Exercise aim: Scan the material below for the string "Retail", and copy every line where it shows up.

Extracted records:
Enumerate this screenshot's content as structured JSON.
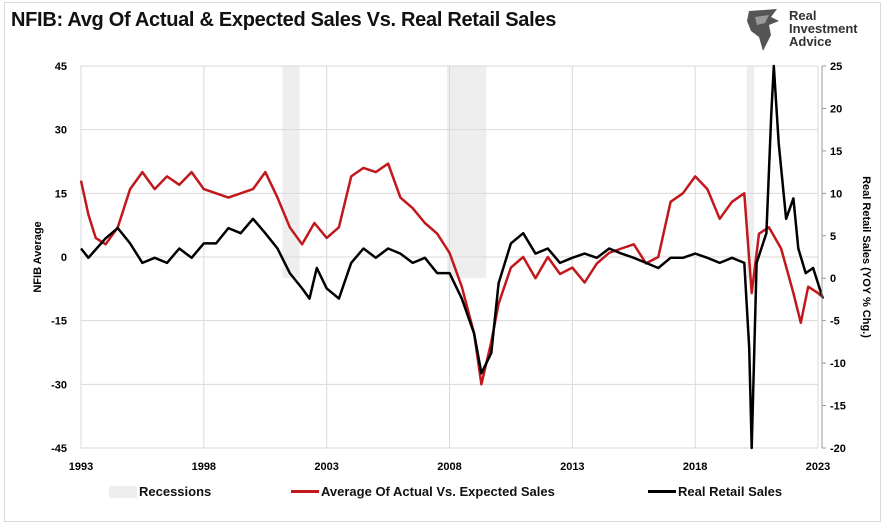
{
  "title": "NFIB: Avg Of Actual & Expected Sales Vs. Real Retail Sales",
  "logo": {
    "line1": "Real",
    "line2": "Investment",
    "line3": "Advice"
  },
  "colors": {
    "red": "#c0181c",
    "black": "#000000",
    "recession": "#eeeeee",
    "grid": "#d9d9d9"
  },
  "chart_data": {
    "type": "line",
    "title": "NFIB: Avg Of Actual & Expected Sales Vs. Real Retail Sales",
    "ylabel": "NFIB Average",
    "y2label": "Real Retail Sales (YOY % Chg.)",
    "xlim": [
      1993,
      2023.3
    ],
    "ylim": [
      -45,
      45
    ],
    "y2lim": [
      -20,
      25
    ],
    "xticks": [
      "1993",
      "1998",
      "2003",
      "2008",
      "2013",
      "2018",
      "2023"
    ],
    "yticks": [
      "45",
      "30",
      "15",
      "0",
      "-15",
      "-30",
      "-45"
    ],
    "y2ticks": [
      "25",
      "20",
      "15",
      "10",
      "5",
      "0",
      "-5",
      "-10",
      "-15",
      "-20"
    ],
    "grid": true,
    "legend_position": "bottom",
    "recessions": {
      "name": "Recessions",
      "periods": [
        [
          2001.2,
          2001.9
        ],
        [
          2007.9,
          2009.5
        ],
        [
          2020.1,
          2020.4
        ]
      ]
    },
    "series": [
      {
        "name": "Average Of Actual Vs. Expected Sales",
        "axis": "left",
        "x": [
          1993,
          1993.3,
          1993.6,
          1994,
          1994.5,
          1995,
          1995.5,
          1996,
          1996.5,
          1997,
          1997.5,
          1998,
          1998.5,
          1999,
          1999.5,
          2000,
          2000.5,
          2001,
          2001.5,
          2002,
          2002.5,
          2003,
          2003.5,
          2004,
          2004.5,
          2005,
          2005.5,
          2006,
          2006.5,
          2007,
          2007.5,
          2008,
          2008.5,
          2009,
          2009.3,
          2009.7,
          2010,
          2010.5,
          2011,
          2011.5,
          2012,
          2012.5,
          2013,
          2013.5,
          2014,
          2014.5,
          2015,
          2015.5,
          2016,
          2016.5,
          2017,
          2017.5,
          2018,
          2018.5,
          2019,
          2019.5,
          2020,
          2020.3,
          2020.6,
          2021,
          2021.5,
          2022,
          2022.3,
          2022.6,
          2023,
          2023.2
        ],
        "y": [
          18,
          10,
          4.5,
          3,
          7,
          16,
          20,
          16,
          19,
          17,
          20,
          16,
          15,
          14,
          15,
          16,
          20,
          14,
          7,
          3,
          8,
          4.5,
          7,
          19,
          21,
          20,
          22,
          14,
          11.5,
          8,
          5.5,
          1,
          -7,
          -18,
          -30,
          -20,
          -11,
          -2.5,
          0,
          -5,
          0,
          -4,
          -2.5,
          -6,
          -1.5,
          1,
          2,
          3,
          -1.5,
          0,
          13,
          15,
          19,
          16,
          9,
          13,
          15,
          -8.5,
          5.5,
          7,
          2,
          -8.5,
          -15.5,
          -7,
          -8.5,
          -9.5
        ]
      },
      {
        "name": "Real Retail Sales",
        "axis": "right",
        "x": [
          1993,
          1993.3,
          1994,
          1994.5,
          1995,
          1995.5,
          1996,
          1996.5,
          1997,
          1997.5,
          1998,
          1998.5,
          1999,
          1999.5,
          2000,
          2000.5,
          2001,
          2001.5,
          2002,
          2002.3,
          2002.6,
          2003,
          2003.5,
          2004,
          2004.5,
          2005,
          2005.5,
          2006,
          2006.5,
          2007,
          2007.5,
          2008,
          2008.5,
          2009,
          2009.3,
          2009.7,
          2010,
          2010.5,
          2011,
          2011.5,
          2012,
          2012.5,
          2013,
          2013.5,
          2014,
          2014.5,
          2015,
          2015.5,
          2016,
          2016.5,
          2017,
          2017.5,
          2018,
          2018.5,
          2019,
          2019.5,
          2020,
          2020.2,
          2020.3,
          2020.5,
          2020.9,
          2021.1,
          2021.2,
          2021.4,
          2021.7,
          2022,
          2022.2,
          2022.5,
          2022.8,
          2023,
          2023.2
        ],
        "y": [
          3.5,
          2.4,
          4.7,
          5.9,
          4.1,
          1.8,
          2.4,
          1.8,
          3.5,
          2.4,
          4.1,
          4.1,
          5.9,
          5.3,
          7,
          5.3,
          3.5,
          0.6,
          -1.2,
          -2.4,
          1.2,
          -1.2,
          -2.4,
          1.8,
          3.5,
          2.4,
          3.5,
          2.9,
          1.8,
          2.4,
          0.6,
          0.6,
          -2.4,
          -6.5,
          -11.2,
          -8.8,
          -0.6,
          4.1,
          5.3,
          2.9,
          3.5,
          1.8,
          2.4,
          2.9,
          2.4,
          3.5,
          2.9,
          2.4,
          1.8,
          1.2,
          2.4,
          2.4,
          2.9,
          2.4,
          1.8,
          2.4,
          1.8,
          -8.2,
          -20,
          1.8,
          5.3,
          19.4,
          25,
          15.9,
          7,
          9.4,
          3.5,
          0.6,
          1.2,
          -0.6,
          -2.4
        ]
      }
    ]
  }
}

Reply:
  "title": "NFIB: Avg Of Actual & Expected Sales Vs. Real Retail Sales",
    "title": "NFIB: Avg Of Actual & Expected Sales Vs. Real Retail Sales",
    "y2label": "Real Retail Sales (YOY % Chg.)",
        "name": "Real Retail Sales",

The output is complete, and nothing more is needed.